> **Requirement**:
In the listing below, find every line containing "days" and copy it out.

> **Records for this task**:
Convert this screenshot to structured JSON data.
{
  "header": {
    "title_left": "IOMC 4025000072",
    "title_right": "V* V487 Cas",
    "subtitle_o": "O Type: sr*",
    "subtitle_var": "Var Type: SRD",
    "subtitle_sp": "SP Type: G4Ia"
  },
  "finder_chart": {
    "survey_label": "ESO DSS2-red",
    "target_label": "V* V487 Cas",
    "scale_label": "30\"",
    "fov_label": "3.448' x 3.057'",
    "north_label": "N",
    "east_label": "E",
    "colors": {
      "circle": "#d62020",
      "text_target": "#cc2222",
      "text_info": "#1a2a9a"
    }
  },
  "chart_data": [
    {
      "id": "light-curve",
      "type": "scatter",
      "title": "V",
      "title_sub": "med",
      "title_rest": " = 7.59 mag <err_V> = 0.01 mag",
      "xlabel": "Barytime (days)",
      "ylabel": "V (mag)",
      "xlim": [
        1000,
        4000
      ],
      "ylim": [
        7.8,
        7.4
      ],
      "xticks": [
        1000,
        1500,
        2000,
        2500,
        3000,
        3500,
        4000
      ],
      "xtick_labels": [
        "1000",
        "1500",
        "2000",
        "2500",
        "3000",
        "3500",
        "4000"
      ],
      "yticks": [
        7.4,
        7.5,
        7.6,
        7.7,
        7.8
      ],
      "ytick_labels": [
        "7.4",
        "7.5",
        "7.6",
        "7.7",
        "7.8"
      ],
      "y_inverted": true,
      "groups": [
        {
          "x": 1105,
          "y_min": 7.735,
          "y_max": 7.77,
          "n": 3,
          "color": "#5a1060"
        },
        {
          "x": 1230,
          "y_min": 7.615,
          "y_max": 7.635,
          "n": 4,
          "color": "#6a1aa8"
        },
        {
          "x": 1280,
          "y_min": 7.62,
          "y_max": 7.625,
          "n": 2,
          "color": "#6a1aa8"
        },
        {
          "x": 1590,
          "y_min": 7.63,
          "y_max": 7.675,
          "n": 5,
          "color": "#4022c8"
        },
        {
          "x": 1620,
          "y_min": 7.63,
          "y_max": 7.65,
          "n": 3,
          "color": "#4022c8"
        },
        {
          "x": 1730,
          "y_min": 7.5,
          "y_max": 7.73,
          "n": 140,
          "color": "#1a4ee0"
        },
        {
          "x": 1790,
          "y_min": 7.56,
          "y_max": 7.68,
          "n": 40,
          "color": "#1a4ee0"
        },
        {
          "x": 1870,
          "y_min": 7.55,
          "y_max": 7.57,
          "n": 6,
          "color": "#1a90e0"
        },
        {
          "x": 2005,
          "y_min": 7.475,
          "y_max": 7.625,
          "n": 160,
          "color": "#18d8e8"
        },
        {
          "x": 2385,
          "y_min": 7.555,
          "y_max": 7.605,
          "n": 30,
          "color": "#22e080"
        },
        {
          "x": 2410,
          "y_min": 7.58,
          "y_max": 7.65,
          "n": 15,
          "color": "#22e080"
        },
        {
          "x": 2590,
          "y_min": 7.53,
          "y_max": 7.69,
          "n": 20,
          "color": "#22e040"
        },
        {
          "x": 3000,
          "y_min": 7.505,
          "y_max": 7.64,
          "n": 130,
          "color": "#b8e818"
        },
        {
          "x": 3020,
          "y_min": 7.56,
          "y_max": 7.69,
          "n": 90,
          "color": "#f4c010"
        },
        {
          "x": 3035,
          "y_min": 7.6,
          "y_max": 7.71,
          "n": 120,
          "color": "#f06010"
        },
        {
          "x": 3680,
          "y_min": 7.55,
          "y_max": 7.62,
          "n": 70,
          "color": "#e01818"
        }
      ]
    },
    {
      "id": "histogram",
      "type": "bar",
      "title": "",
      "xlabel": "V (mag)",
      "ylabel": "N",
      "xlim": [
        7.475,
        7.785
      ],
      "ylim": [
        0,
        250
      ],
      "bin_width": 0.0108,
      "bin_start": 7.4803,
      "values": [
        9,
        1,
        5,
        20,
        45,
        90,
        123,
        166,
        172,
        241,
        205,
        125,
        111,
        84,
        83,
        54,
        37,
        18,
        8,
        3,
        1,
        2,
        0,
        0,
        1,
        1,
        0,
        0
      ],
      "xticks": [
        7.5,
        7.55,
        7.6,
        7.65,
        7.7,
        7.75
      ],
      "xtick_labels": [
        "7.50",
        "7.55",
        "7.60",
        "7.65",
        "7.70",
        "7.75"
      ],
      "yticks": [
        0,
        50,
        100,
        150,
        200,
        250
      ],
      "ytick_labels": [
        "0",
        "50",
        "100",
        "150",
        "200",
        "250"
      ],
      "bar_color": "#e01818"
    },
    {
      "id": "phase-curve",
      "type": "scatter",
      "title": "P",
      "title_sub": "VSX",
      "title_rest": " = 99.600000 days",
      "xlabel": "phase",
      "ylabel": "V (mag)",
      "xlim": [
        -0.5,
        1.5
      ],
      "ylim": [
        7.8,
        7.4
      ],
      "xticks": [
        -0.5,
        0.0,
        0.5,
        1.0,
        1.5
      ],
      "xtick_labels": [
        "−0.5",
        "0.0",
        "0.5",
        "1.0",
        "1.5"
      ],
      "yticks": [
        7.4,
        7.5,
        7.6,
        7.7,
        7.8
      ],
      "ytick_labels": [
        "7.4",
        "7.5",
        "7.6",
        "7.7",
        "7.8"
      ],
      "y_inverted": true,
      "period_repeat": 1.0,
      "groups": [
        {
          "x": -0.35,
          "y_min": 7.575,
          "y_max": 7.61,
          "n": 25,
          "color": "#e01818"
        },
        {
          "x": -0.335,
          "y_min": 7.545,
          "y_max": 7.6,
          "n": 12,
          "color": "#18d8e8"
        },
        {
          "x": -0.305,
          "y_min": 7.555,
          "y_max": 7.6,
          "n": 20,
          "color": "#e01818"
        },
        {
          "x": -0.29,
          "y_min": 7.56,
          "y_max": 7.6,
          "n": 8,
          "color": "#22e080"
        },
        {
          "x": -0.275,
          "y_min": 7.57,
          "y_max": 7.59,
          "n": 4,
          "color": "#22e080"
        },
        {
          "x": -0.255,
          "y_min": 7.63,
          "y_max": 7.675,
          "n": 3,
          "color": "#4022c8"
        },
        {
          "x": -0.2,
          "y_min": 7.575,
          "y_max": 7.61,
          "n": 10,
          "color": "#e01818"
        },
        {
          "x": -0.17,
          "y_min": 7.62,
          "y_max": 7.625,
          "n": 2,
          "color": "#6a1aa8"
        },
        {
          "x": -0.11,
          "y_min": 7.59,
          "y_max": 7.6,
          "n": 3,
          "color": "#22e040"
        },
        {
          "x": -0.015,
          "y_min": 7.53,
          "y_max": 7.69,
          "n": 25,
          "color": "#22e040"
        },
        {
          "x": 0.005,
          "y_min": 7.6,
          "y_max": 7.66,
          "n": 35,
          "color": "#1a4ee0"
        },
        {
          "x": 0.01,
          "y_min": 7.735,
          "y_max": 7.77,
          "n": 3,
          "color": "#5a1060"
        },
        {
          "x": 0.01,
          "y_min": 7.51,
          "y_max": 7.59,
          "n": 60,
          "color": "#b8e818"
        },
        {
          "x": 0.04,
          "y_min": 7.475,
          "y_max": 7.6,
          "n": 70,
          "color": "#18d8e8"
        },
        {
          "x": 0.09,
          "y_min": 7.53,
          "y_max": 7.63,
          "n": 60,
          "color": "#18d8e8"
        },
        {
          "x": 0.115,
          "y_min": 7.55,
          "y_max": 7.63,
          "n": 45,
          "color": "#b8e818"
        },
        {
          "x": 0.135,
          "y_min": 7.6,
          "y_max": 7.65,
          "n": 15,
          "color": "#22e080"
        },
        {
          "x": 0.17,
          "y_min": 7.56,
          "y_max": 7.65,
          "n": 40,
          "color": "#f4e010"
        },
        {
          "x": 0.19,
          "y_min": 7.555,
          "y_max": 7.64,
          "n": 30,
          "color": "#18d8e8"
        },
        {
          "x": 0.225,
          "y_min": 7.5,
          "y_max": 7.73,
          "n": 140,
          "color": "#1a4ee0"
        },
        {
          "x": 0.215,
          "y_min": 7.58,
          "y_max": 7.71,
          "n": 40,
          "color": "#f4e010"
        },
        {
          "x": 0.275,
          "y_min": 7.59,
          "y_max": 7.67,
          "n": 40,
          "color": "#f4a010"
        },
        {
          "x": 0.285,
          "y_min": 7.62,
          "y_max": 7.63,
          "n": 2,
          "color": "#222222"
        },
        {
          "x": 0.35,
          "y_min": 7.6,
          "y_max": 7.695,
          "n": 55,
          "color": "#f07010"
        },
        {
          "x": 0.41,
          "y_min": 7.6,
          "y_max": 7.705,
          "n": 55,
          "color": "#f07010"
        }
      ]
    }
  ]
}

> **Full response**:
      "xlabel": "Barytime (days)",
      "title_rest": " = 99.600000 days",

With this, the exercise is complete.